== Supplied entries

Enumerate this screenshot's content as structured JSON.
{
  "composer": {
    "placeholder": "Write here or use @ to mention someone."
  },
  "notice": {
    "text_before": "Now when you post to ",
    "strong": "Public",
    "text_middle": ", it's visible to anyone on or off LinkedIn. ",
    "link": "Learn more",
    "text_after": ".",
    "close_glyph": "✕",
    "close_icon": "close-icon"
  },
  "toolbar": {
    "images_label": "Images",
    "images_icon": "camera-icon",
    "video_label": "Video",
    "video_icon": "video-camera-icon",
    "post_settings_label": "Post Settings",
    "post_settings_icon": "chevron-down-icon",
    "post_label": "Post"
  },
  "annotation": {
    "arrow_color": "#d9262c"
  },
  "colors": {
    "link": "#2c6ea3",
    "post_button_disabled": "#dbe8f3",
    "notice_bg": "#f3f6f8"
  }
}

====

● **Written exercise**:
Return each line of the data exactly as written above.

● **Complete response**:
Enumerate this screenshot's content as structured JSON.
{
  "composer": {
    "placeholder": "Write here or use @ to mention someone."
  },
  "notice": {
    "text_before": "Now when you post to ",
    "strong": "Public",
    "text_middle": ", it's visible to anyone on or off LinkedIn. ",
    "link": "Learn more",
    "text_after": ".",
    "close_glyph": "✕",
    "close_icon": "close-icon"
  },
  "toolbar": {
    "images_label": "Images",
    "images_icon": "camera-icon",
    "video_label": "Video",
    "video_icon": "video-camera-icon",
    "post_settings_label": "Post Settings",
    "post_settings_icon": "chevron-down-icon",
    "post_label": "Post"
  },
  "annotation": {
    "arrow_color": "#d9262c"
  },
  "colors": {
    "link": "#2c6ea3",
    "post_button_disabled": "#dbe8f3",
    "notice_bg": "#f3f6f8"
  }
}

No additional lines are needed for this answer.